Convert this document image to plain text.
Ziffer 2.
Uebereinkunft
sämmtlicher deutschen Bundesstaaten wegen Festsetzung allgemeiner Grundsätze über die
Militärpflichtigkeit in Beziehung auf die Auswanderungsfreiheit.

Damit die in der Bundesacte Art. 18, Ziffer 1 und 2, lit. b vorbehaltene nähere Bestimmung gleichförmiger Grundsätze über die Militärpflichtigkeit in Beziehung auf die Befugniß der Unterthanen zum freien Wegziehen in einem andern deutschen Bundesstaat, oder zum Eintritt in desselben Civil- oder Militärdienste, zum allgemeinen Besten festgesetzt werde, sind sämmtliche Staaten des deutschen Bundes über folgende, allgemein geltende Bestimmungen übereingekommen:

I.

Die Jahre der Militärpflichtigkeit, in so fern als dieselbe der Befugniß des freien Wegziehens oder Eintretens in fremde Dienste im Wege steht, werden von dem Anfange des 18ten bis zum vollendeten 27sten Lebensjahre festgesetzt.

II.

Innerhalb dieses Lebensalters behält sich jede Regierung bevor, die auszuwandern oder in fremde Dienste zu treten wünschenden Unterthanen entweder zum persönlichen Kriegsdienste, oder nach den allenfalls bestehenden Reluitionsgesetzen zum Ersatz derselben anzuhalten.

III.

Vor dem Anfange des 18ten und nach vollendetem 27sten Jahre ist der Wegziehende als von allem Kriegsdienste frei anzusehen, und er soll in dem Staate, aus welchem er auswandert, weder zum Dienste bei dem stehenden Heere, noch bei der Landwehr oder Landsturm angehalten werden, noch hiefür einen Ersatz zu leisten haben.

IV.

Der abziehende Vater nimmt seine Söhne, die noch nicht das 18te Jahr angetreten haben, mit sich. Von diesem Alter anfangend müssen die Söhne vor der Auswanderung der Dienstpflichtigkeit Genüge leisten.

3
########
Reproduce the material precisely, including every line.

• **RESPONSE**
Convert this document image to plain text.
Ziffer 2.
Uebereinkunft
sämmtlicher deutschen Bundesstaaten wegen Festsetzung allgemeiner Grundsätze über die
Militärpflichtigkeit in Beziehung auf die Auswanderungsfreiheit.

Damit die in der Bundesacte Art. 18, Ziffer 1 und 2, lit. b vorbehaltene nähere Bestimmung gleichförmiger Grundsätze über die Militärpflichtigkeit in Beziehung auf die Befugniß der Unterthanen zum freien Wegziehen in einem andern deutschen Bundesstaat, oder zum Eintritt in desselben Civil- oder Militärdienste, zum allgemeinen Besten festgesetzt werde, sind sämmtliche Staaten des deutschen Bundes über folgende, allgemein geltende Bestimmungen übereingekommen:

I.

Die Jahre der Militärpflichtigkeit, in so fern als dieselbe der Befugniß des freien Wegziehens oder Eintretens in fremde Dienste im Wege steht, werden von dem Anfange des 18ten bis zum vollendeten 27sten Lebensjahre festgesetzt.

II.

Innerhalb dieses Lebensalters behält sich jede Regierung bevor, die auszuwandern oder in fremde Dienste zu treten wünschenden Unterthanen entweder zum persönlichen Kriegsdienste, oder nach den allenfalls bestehenden Reluitionsgesetzen zum Ersatz derselben anzuhalten.

III.

Vor dem Anfange des 18ten und nach vollendetem 27sten Jahre ist der Wegziehende als von allem Kriegsdienste frei anzusehen, und er soll in dem Staate, aus welchem er auswandert, weder zum Dienste bei dem stehenden Heere, noch bei der Landwehr oder Landsturm angehalten werden, noch hiefür einen Ersatz zu leisten haben.

IV.

Der abziehende Vater nimmt seine Söhne, die noch nicht das 18te Jahr angetreten haben, mit sich. Von diesem Alter anfangend müssen die Söhne vor der Auswanderung der Dienstpflichtigkeit Genüge leisten.

3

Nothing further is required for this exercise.